*Excerto do documento:*
┏━━

UNO+1 Entrevista: José Antonio Llorente conversa com Moisés Naím
Moisés Naím (Trípoli, 1952) é um dos intelectuais mais importantes da América Latina. Enquanto funcionário público, foi Ministro da Indústria e do Comércio da Venezuela e Diretor Executivo do Banco Mundial. Como jornalista, esteve à frente da influente revista Foreign Policy, escreve regularmente para jornais como El País e é responsável pelo programa de televisão semanal Efecto Naím, transmitido em vários canais na América Latina e nos Estados Unidos. Como autor, publicou recentemente dois livros importantes: O fim do poder e La revancha de los poderosos, ambos publicados pela editora Debate, nos quais disseca com lucidez os principais desafios económicos, políticos e de valores que o mundo enfrenta no século XXI, como o populismo, a crise da globalização e a ascensão de novas potências.
P. Como é que vê a América Latina?
R. Fragmentada, confusa, atrasada. Com alguns pontos de esperança, como o Uruguai, República Dominicana ou o fenómeno que vai ser a Guiana, com as suas descobertas de petróleo e gás. Mas, em geral, os três grandes países da região, Brasil, México e Argentina, estão muito emaranhados e muito complicados. E é uma pena, porque podemos estar perante uma oportunidade perdida muito importante.
P. E como é que vê a ligação entre a Europa e a América Latina?
R. Há décadas que ouço dizer que os valores comuns partilhados pela América Latina e pela Península Ibérica condenam estes países a trabalhar juntos, a integrar-se, a coordenar-se. Mas não é assim. Existem barreiras invisíveis – e outras muito visíveis, como o protecionismo agrícola, por exemplo – que fazem com que o destino comum da América Latina e da Europa esteja mais nos discursos, nos desejos e no palavrório do que nas práticas quotidianas dos decisores.
P. Espanha e Portugal já têm uma importante ligação e conexão com a América Latina. Mas agora, com a invasão da Ucrânia pela Rússia, parece haver um interesse renovado por parte da Alemanha, França e Itália, mesmo da Europa de Leste, em ter uma relação bidirecional semelhante. A América Latina tem recursos e matérias-primas. Além disso, em termos de cultura e religião, existe uma harmonia que é difícil de encontrar noutras partes do mundo.

┗━━

*Registos armazenados:*
┏━━

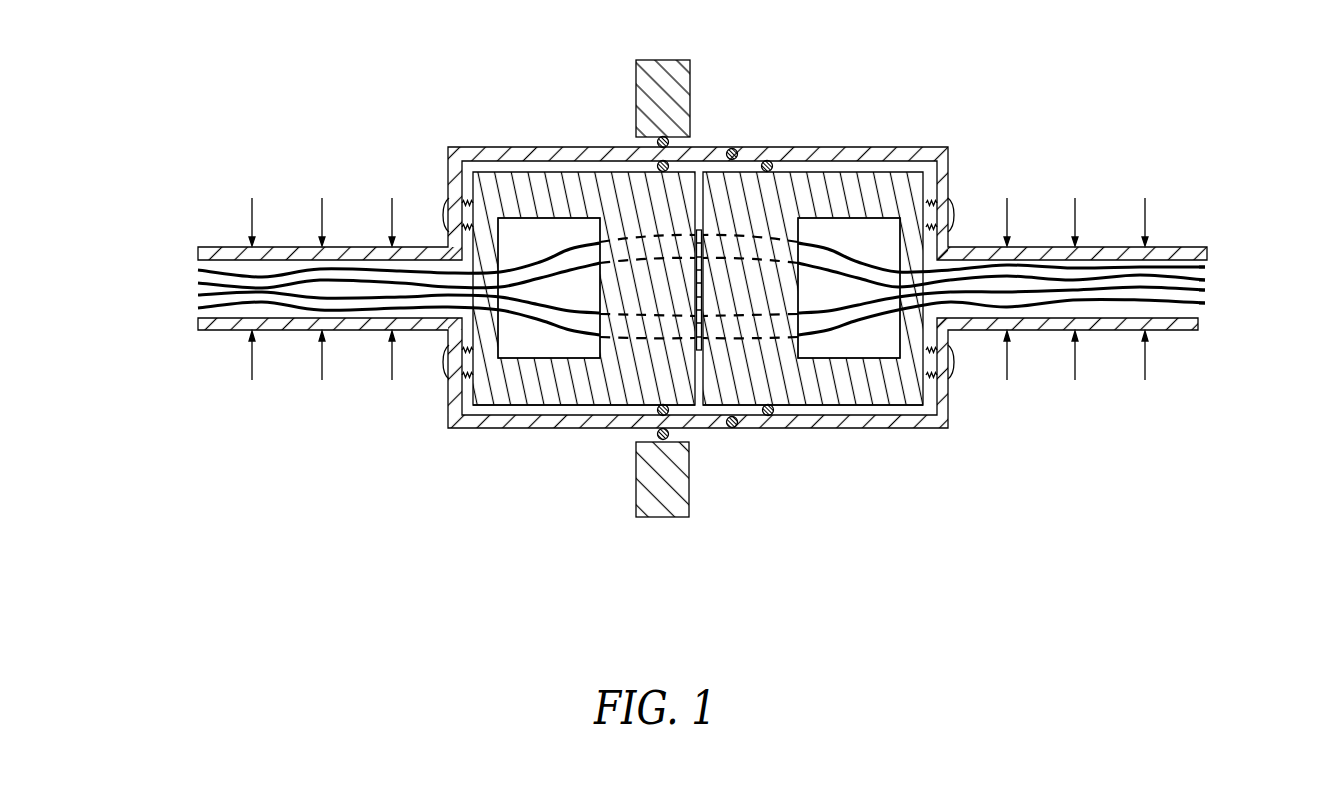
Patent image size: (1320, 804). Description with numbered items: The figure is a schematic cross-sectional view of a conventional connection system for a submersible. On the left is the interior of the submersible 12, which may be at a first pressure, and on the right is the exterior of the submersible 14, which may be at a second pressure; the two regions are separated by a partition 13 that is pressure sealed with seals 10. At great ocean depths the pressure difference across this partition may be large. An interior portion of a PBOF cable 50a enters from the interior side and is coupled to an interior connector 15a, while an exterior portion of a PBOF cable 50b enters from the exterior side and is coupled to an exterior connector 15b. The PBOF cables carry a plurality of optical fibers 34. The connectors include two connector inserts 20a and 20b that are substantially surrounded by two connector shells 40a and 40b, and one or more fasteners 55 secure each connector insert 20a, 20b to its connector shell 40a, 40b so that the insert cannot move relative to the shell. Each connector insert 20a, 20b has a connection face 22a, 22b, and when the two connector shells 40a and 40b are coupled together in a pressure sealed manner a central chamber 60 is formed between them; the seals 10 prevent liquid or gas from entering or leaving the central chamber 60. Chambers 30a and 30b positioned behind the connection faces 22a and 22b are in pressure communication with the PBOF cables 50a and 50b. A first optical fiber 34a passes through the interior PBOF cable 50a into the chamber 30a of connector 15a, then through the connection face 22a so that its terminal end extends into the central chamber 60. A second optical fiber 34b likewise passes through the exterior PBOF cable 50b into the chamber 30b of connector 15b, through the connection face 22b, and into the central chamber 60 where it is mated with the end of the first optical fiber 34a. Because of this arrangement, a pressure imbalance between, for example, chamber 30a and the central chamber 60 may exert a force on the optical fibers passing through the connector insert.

The seals 10 is at (668, 141).
The interior of a submersible 12 is at (333, 163).
The partition 13 is at (678, 94).
The exterior of a submersible 14 is at (1086, 163).
The interior connector 15a is at (554, 338).
The exterior connector 15b is at (826, 338).
The connector insert 20a is at (515, 375).
The connector insert 20b is at (848, 375).
The connection face 22a is at (695, 290).
The connection face 22b is at (703, 290).
The chamber 30a is at (522, 230).
The chamber 30b is at (870, 230).
The optical fibers 34 is at (1188, 303).
The first optical fiber 34a is at (568, 243).
The second optical fiber 34b is at (832, 243).
The connector shell 40a is at (584, 438).
The connector shell 40b is at (758, 430).
The interior portion of a PBOF cable 50a is at (373, 292).
The exterior portion of a PBOF cable 50b is at (1028, 292).
The fasteners 55 is at (444, 212).
The central chamber 60 is at (698, 403).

┗━━

*Instrução dada 1:* Reproduza o trecho da entrevista com Moisés Naím de "UNO+1 Entrevista: José" a "vê a América Latina?", trocando "Banco Mundial" por "Fundo Monetário Internacional".
*Instrução dada 2:* Dê seguimento à entrevista com Moisés Naím, retomando-a logo após a última frase apresentada.

*Resultado esperado 1:*
UNO+1 Entrevista: José Antonio Llorente conversa com Moisés Naím
Moisés Naím (Trípoli, 1952) é um dos intelectuais mais importantes da América Latina. Enquanto funcionário público, foi Ministro da Indústria e do Comércio da Venezuela e Diretor Executivo do Fundo Monetário Internacional. Como jornalista, esteve à frente da influente revista Foreign Policy, escreve regularmente para jornais como El País e é responsável pelo programa de televisão semanal Efecto Naím, transmitido em vários canais na América Latina e nos Estados Unidos. Como autor, publicou recentemente dois livros importantes: O fim do poder e La revancha de los poderosos, ambos publicados pela editora Debate, nos quais disseca com lucidez os principais desafios económicos, políticos e de valores que o mundo enfrenta no século XXI, como o populismo, a crise da globalização e a ascensão de novas potências.
P. Como é que vê a América Latina?

*Resultado esperado 2:*
R. Essa é a lista. Mas durante demasiado tempo ouvimos dizer que agora sim, desta vez vai ser diferente. Que agora existe vontade, apetência para a coordenação e sincronização, para alianças profundas entre a América Latina e a Europa. E é muito importante que aqueles que estão a pensar nisto comecem por compreender que existe um ceticismo muito justificado e muito grande quanto à capacidade de coordenação destes dois blocos. Cada um deles tem problemas domésticos muito intensos. A integração destes países não é instantânea e tem custos imediatos. Além disso, existem grupos de interesse e grupos empresariais que não veem com bons olhos a entrada da Europa na América Latina, porque não podem enfrentar a concorrência.
P. Recentemente, o Presidente colombiano Gustavo Petro esteve em Madrid, onde se queixou da tendência europeia para explorar os recursos naturais da América Latina, o que é um facto histórico, mas que tem continuado nas últimas décadas e no presente. No entanto, a China, cada vez mais presente na América Latina, também não parece ter interesses diferentes: a extração e a utilização dos recursos naturais para os seus próprios fins. E segundo os europeus, na América Latina a China é muitas vezes vista de uma forma mais positiva do que a Europa.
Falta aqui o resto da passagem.